> **Aim of the exercise**
Reproduce the lines of the records below without any changes.

Dataset excerpt:

┏━━

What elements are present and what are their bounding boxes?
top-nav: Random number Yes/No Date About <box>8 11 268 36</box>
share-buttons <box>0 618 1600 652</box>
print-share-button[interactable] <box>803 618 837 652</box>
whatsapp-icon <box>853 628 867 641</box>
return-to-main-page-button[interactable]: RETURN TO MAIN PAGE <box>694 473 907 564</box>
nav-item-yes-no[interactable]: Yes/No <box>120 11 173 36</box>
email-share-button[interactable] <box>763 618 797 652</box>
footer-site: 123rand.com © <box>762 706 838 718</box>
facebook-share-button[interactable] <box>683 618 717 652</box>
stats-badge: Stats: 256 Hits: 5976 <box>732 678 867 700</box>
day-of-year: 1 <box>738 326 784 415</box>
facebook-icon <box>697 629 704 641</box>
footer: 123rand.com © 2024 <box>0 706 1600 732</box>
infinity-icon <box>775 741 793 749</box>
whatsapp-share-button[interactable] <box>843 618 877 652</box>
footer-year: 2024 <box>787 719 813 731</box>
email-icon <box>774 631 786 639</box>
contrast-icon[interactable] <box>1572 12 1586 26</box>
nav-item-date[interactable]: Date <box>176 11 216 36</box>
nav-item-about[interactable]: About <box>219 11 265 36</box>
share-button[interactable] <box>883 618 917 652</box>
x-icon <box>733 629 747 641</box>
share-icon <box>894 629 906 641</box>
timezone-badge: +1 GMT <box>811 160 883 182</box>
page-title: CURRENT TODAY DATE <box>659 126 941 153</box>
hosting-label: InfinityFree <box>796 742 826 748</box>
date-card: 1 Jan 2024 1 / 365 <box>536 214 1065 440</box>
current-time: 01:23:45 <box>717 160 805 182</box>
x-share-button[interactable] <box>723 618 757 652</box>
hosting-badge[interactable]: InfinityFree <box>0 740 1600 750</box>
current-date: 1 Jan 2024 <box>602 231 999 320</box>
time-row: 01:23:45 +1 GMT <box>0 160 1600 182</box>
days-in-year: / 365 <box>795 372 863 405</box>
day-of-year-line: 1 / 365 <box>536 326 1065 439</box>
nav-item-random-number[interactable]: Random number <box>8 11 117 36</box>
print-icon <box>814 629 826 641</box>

┗━━

> **Finished exercise**
What elements are present and what are their bounding boxes?
top-nav: Random number Yes/No Date About <box>8 11 268 36</box>
share-buttons <box>0 618 1600 652</box>
print-share-button[interactable] <box>803 618 837 652</box>
whatsapp-icon <box>853 628 867 641</box>
return-to-main-page-button[interactable]: RETURN TO MAIN PAGE <box>694 473 907 564</box>
nav-item-yes-no[interactable]: Yes/No <box>120 11 173 36</box>
email-share-button[interactable] <box>763 618 797 652</box>
footer-site: 123rand.com © <box>762 706 838 718</box>
facebook-share-button[interactable] <box>683 618 717 652</box>
stats-badge: Stats: 256 Hits: 5976 <box>732 678 867 700</box>
day-of-year: 1 <box>738 326 784 415</box>
facebook-icon <box>697 629 704 641</box>
footer: 123rand.com © 2024 <box>0 706 1600 732</box>
infinity-icon <box>775 741 793 749</box>
whatsapp-share-button[interactable] <box>843 618 877 652</box>
footer-year: 2024 <box>787 719 813 731</box>
email-icon <box>774 631 786 639</box>
contrast-icon[interactable] <box>1572 12 1586 26</box>
nav-item-date[interactable]: Date <box>176 11 216 36</box>
nav-item-about[interactable]: About <box>219 11 265 36</box>
share-button[interactable] <box>883 618 917 652</box>
x-icon <box>733 629 747 641</box>
share-icon <box>894 629 906 641</box>
timezone-badge: +1 GMT <box>811 160 883 182</box>
page-title: CURRENT TODAY DATE <box>659 126 941 153</box>
hosting-label: InfinityFree <box>796 742 826 748</box>
date-card: 1 Jan 2024 1 / 365 <box>536 214 1065 440</box>
current-time: 01:23:45 <box>717 160 805 182</box>
x-share-button[interactable] <box>723 618 757 652</box>
hosting-badge[interactable]: InfinityFree <box>0 740 1600 750</box>
current-date: 1 Jan 2024 <box>602 231 999 320</box>
time-row: 01:23:45 +1 GMT <box>0 160 1600 182</box>
days-in-year: / 365 <box>795 372 863 405</box>
day-of-year-line: 1 / 365 <box>536 326 1065 439</box>
nav-item-random-number[interactable]: Random number <box>8 11 117 36</box>
print-icon <box>814 629 826 641</box>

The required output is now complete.